## Problem description
Count the lines below that contain the word "this" and give only the number.

[Data shown start]

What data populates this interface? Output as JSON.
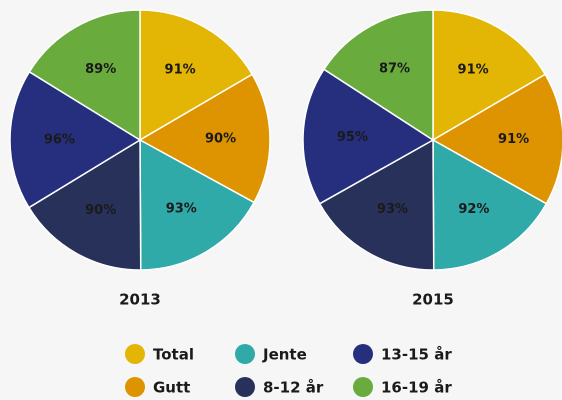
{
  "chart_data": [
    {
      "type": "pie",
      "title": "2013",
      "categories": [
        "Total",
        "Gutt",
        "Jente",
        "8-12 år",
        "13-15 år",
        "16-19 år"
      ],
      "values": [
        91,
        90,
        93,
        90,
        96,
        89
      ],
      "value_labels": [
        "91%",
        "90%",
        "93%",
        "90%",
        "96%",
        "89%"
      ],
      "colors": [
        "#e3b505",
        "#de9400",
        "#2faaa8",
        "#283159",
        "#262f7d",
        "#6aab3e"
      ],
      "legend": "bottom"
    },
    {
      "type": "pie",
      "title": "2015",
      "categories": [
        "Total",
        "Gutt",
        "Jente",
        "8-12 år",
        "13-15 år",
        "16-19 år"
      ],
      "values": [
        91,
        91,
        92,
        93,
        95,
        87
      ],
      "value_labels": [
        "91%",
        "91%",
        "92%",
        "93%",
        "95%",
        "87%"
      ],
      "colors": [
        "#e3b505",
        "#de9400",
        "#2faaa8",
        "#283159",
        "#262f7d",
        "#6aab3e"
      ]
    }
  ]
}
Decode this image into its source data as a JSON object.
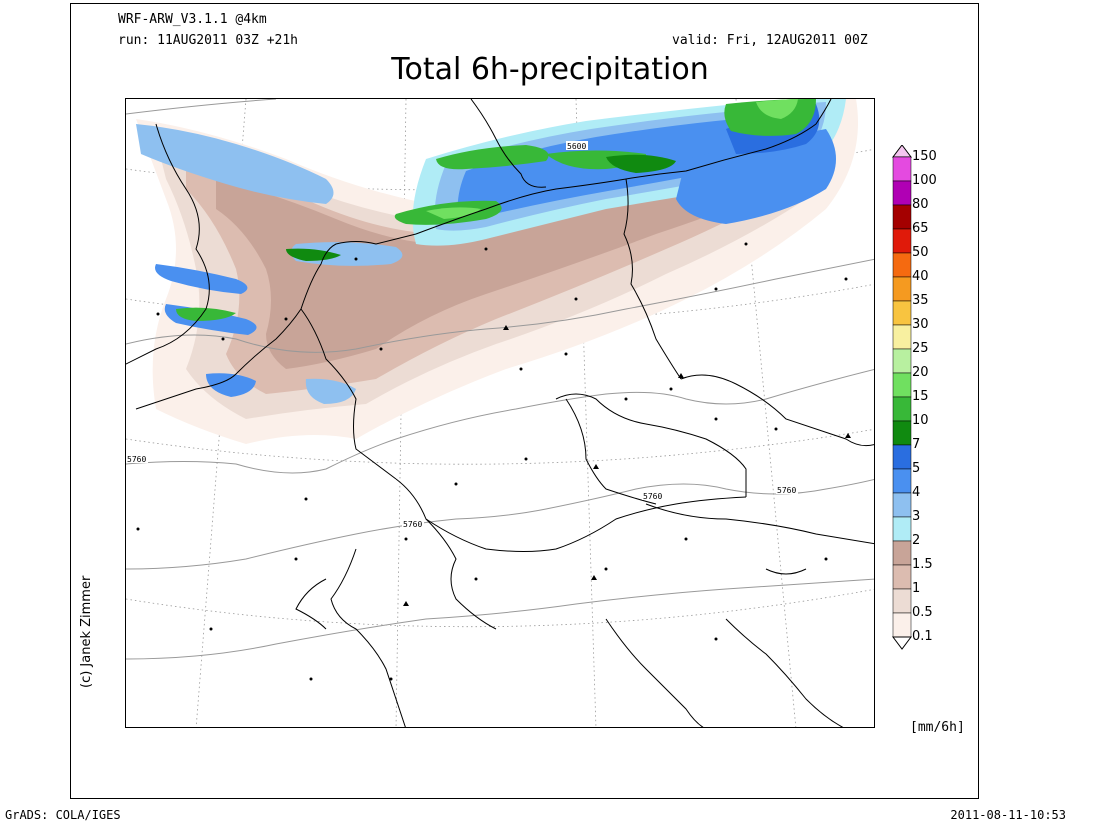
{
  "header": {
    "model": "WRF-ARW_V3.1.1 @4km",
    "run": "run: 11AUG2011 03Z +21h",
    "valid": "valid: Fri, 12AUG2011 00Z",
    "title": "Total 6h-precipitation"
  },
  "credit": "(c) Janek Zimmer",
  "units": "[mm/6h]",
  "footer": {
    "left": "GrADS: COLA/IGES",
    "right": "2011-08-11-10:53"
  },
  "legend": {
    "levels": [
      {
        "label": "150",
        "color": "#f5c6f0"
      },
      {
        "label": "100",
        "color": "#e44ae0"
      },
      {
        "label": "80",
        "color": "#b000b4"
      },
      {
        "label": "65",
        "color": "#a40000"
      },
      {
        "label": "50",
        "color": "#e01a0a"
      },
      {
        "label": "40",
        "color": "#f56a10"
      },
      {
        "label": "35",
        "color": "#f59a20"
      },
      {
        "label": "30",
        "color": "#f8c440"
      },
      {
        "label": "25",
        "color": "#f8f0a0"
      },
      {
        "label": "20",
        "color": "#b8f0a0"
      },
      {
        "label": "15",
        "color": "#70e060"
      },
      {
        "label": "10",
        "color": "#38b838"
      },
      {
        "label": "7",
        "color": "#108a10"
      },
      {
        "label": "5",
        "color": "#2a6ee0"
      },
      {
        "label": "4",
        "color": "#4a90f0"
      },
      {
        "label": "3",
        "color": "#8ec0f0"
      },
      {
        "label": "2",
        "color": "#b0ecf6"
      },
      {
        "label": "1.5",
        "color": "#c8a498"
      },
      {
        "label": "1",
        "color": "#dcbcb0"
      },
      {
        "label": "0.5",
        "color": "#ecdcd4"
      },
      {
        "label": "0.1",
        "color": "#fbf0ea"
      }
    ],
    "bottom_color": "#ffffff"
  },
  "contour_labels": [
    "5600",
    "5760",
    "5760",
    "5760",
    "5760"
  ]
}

[Data shown end]

## Final result
2